(Given instruction) Check every line below for the word "data" and show those that hold it.
▼
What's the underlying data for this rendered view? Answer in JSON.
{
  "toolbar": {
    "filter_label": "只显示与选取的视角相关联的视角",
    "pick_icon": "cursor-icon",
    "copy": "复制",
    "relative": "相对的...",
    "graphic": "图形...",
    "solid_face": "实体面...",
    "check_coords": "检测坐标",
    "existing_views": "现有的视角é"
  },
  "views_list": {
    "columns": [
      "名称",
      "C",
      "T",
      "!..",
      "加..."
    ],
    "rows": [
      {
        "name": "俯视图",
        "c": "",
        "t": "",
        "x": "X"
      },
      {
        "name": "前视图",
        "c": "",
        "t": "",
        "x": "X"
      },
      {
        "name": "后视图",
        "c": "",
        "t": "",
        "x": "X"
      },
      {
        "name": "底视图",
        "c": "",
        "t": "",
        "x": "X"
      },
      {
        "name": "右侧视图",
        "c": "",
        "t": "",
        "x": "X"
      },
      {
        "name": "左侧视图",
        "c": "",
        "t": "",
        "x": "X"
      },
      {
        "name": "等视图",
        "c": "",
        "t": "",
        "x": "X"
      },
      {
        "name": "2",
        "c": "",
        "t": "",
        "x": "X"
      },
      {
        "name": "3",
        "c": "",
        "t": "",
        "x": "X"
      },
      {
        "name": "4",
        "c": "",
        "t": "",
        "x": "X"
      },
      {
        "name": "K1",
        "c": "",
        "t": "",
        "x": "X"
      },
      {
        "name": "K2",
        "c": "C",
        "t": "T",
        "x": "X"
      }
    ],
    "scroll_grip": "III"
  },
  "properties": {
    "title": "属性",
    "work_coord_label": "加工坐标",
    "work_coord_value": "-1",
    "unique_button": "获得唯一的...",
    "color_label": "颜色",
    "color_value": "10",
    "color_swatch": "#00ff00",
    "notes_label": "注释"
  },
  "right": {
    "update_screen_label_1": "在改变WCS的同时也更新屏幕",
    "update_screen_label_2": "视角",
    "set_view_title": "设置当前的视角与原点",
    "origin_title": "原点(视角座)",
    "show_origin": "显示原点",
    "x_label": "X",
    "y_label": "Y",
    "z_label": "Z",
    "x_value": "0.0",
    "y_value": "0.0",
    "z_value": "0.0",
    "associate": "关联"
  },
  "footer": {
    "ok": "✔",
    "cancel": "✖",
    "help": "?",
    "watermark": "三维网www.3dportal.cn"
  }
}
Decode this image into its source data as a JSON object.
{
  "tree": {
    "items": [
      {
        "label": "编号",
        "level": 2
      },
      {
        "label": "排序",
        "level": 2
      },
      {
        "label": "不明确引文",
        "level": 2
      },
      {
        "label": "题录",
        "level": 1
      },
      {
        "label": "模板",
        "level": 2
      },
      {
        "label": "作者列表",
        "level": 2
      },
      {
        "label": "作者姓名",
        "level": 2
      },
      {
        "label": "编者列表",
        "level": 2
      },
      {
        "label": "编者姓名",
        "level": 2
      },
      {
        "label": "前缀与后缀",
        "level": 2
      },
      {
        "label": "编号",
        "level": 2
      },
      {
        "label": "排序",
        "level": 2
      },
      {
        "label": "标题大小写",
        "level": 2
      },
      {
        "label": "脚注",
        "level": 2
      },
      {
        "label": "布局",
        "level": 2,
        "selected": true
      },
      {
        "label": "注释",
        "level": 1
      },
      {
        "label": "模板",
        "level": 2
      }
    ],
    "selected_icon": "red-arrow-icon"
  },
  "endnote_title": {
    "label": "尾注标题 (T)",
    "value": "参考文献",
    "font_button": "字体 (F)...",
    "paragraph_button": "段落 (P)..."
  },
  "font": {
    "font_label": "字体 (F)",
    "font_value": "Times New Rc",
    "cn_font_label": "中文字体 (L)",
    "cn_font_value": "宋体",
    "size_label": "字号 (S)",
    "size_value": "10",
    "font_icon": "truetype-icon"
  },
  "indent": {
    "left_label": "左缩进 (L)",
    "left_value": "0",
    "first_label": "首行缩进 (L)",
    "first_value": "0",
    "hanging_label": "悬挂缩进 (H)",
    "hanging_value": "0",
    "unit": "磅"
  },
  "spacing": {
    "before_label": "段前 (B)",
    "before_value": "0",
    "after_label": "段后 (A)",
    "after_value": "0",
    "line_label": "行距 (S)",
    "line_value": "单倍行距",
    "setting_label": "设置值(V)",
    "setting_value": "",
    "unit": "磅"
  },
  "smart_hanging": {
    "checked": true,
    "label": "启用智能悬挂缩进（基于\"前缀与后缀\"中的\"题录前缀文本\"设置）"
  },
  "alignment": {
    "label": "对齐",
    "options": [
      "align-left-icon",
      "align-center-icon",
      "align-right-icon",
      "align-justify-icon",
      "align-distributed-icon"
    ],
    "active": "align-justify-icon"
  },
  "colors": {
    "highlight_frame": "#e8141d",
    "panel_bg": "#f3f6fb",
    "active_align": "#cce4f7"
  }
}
▲
(Solution to the problem)
What's the underlying data for this rendered view? Answer in JSON.
Decode this image into its source data as a JSON object.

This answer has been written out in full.